| RECORDS SUPPLIED |

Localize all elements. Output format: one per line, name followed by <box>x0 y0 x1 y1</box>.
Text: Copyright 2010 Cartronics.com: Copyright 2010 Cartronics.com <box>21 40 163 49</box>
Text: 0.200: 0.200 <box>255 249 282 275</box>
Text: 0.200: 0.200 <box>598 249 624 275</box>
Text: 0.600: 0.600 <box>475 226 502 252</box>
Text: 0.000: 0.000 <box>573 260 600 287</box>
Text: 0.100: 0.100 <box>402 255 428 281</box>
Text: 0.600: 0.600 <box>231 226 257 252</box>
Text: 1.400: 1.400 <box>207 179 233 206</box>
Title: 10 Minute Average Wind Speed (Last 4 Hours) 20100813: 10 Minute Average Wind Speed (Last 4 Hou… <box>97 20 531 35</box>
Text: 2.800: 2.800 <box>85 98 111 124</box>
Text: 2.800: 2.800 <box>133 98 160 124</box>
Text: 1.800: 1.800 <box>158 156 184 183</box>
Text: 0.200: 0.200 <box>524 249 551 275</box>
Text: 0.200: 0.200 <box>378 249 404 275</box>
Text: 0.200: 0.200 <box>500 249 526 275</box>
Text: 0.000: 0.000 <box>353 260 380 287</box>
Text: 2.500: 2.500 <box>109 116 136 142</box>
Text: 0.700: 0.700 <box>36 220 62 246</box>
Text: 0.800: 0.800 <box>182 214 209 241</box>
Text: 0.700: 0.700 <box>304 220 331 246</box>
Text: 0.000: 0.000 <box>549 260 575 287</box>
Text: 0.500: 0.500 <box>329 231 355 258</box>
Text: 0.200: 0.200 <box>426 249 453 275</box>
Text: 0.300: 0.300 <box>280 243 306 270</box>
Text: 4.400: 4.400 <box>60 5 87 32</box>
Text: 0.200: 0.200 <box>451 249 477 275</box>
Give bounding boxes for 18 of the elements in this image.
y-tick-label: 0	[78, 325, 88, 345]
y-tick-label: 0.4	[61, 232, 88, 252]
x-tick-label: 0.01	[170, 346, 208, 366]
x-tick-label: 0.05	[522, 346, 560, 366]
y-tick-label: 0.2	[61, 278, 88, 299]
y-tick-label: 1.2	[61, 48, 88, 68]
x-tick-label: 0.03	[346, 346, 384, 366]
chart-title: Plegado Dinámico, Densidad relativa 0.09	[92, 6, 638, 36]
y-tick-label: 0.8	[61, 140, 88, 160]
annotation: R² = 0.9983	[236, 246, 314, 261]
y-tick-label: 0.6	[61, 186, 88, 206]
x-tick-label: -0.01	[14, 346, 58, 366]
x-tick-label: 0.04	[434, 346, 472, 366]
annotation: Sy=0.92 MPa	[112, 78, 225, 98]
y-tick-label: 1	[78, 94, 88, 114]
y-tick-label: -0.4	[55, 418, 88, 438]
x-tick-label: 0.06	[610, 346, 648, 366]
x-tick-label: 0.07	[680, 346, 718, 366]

| PROBLEM |
Could you copy the listing verbatim, from its first line down to and including the line that contains "Text: 4.400: 4.400 <box>60 5 87 32</box>"?

| EXERCISE RESPONSE |
Localize all elements. Output format: one per line, name followed by <box>x0 y0 x1 y1</box>.
Text: Copyright 2010 Cartronics.com: Copyright 2010 Cartronics.com <box>21 40 163 49</box>
Text: 0.200: 0.200 <box>255 249 282 275</box>
Text: 0.200: 0.200 <box>598 249 624 275</box>
Text: 0.600: 0.600 <box>475 226 502 252</box>
Text: 0.000: 0.000 <box>573 260 600 287</box>
Text: 0.100: 0.100 <box>402 255 428 281</box>
Text: 0.600: 0.600 <box>231 226 257 252</box>
Text: 1.400: 1.400 <box>207 179 233 206</box>
Title: 10 Minute Average Wind Speed (Last 4 Hours) 20100813: 10 Minute Average Wind Speed (Last 4 Hou… <box>97 20 531 35</box>
Text: 2.800: 2.800 <box>85 98 111 124</box>
Text: 2.800: 2.800 <box>133 98 160 124</box>
Text: 1.800: 1.800 <box>158 156 184 183</box>
Text: 0.200: 0.200 <box>524 249 551 275</box>
Text: 0.200: 0.200 <box>378 249 404 275</box>
Text: 0.200: 0.200 <box>500 249 526 275</box>
Text: 0.000: 0.000 <box>353 260 380 287</box>
Text: 2.500: 2.500 <box>109 116 136 142</box>
Text: 0.700: 0.700 <box>36 220 62 246</box>
Text: 0.800: 0.800 <box>182 214 209 241</box>
Text: 0.700: 0.700 <box>304 220 331 246</box>
Text: 0.000: 0.000 <box>549 260 575 287</box>
Text: 0.500: 0.500 <box>329 231 355 258</box>
Text: 0.200: 0.200 <box>426 249 453 275</box>
Text: 0.300: 0.300 <box>280 243 306 270</box>
Text: 4.400: 4.400 <box>60 5 87 32</box>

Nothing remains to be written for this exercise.